> WHAT IS NEEDED:
Locate each line with the string "Metaphase" in the listing below and copy it.

> Saved entries:
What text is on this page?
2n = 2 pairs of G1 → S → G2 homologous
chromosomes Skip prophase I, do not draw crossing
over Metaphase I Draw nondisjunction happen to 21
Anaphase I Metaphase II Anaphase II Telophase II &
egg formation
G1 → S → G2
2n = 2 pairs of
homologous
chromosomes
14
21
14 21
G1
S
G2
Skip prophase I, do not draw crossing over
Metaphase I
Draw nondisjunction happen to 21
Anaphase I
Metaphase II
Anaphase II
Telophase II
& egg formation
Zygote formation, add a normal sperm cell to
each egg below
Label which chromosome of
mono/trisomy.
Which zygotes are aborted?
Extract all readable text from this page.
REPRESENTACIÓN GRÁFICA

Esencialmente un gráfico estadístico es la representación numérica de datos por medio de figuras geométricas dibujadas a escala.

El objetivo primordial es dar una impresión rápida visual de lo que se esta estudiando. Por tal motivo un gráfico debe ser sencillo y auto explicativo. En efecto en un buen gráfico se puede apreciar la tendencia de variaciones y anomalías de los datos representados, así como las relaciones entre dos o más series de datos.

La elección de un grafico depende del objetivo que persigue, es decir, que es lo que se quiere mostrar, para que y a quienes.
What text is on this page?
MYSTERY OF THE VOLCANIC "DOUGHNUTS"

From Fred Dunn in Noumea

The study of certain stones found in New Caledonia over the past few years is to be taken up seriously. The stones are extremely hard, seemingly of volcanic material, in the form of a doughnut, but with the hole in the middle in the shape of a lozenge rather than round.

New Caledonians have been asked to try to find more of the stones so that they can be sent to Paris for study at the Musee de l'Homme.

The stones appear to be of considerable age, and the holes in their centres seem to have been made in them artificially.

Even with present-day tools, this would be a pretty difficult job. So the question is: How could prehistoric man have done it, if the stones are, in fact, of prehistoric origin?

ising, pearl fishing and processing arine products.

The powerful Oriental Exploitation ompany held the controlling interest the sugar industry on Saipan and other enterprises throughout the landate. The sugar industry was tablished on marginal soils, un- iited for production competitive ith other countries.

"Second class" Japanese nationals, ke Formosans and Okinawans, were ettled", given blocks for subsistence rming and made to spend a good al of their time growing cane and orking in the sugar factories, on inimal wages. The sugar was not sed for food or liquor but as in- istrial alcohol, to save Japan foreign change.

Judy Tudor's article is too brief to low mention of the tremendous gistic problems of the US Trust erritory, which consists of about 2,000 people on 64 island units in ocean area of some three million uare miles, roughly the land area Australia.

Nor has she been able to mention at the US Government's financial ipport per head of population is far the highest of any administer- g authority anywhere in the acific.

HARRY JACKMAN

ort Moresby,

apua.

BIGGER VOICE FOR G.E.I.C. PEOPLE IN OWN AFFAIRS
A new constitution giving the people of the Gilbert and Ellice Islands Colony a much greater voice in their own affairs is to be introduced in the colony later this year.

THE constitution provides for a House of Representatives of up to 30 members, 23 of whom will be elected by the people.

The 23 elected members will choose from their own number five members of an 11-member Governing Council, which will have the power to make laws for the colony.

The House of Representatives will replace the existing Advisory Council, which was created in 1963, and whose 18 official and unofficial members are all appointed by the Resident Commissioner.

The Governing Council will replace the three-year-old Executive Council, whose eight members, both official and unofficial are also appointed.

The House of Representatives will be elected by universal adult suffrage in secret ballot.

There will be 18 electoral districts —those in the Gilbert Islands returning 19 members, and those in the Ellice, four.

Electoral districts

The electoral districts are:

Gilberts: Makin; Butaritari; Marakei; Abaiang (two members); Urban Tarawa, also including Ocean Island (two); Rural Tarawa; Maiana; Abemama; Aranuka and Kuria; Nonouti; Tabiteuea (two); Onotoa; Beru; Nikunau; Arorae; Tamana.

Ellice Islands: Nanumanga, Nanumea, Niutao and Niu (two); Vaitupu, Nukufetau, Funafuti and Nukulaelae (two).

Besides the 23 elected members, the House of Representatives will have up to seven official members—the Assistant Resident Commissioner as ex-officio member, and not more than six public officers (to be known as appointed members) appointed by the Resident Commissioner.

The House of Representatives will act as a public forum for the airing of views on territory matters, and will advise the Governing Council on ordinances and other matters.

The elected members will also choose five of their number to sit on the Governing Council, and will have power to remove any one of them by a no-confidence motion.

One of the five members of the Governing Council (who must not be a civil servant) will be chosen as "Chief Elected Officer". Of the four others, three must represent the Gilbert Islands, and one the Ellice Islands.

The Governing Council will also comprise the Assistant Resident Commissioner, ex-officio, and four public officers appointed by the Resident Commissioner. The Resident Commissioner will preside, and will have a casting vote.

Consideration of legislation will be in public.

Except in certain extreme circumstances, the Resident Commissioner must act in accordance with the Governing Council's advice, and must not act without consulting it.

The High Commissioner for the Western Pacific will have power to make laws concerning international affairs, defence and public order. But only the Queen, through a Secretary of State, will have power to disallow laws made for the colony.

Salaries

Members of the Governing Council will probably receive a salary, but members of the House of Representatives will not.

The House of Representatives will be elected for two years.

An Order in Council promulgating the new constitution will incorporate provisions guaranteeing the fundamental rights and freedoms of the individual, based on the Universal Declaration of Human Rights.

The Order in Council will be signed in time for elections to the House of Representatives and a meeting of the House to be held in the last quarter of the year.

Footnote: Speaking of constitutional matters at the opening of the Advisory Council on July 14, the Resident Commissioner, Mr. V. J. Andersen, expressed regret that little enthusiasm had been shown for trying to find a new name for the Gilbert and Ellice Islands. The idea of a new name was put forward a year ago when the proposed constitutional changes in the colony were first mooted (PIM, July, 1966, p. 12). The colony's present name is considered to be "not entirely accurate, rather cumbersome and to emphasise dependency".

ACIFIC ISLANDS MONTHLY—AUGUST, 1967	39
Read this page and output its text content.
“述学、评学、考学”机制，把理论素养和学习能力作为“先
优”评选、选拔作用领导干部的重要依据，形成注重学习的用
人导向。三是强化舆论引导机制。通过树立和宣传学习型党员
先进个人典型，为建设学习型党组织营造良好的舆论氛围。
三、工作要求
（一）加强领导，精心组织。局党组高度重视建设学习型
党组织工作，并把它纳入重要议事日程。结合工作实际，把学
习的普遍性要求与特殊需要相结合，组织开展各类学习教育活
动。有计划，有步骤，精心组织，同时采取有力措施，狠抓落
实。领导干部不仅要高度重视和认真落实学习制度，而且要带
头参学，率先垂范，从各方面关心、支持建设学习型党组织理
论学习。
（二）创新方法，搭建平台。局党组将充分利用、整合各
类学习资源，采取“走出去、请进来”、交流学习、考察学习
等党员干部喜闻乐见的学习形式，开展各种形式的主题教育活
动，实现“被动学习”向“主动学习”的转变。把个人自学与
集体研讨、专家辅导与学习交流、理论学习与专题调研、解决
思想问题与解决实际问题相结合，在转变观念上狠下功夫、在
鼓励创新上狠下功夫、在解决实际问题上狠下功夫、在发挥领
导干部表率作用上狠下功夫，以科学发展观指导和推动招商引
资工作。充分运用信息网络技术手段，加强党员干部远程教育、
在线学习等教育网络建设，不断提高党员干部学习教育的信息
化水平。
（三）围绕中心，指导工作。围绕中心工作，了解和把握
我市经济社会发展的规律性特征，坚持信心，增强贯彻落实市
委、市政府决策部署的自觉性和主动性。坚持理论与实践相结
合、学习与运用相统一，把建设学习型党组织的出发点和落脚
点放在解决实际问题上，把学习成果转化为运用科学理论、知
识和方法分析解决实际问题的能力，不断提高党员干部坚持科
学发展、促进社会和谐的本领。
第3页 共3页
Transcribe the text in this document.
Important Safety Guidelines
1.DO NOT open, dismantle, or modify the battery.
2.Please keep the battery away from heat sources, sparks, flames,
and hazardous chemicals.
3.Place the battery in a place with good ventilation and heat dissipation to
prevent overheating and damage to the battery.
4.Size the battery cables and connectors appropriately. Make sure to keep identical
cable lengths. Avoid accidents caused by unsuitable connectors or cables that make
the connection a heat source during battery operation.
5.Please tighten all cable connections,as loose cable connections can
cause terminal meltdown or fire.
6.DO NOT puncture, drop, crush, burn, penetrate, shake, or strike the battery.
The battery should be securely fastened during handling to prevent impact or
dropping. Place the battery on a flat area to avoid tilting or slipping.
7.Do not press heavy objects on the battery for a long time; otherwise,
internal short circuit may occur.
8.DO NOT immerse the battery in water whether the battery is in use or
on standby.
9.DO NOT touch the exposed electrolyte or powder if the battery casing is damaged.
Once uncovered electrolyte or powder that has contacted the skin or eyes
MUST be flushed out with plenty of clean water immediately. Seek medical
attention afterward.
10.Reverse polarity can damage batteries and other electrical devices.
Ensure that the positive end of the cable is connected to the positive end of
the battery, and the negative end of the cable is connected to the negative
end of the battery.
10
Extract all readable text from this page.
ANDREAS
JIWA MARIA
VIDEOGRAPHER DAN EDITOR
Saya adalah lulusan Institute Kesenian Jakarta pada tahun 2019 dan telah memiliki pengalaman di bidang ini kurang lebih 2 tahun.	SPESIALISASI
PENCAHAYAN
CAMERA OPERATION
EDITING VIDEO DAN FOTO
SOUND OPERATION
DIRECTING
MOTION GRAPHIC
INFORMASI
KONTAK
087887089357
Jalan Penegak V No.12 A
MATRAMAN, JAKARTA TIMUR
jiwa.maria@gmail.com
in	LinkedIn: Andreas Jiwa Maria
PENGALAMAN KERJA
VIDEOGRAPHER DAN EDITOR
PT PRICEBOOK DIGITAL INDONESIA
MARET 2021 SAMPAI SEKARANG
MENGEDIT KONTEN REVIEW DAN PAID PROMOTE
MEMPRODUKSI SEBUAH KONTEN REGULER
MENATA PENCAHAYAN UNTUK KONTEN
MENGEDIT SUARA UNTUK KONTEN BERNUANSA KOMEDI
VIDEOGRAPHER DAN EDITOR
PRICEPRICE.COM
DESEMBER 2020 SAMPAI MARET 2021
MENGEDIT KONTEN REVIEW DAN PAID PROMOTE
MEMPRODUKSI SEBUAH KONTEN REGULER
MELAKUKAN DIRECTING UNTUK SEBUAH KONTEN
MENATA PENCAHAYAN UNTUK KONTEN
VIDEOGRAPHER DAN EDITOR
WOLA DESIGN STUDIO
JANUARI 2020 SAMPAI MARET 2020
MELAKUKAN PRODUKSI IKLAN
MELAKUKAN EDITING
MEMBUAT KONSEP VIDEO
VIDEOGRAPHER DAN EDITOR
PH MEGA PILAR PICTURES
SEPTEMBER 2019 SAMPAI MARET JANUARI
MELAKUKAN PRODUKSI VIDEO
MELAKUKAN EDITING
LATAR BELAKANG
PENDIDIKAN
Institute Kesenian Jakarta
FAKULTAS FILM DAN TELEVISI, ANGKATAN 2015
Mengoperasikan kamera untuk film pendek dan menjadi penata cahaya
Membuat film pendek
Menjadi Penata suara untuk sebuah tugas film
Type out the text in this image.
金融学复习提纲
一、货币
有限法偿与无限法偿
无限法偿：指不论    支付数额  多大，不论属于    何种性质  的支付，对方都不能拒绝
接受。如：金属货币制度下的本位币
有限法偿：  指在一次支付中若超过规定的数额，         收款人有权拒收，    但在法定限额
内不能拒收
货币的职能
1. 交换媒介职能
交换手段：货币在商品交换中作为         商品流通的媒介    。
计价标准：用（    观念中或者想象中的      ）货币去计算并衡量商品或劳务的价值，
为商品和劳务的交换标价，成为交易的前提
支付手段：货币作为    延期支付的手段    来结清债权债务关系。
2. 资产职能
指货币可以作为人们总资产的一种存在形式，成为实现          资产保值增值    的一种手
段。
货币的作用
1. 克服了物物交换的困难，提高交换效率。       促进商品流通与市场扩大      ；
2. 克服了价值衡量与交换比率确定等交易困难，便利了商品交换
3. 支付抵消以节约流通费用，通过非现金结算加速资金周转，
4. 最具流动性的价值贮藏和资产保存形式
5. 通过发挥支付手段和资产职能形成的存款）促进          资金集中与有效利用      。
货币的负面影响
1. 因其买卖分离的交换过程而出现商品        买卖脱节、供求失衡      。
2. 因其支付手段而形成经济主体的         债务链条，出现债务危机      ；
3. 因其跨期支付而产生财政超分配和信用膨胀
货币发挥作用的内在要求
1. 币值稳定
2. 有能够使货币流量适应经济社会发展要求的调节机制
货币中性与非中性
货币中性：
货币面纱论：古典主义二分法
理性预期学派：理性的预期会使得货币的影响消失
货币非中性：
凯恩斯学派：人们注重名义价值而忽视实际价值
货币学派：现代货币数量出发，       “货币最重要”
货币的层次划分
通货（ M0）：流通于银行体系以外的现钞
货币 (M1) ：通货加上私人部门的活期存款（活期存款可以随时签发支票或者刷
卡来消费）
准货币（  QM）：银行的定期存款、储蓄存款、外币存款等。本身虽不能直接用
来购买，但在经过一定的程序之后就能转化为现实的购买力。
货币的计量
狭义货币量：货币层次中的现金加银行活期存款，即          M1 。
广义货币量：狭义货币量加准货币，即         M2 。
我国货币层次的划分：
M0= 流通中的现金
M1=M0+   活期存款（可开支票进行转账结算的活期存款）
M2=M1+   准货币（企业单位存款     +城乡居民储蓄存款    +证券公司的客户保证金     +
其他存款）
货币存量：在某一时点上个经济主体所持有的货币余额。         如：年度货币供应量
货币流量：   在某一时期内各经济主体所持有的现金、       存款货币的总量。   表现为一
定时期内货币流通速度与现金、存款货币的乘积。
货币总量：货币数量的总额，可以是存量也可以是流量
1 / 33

> RESPONSE TO THE TASK:
over Metaphase I Draw nondisjunction happen to 21
Anaphase I Metaphase II Anaphase II Telophase II &
Metaphase I
Metaphase II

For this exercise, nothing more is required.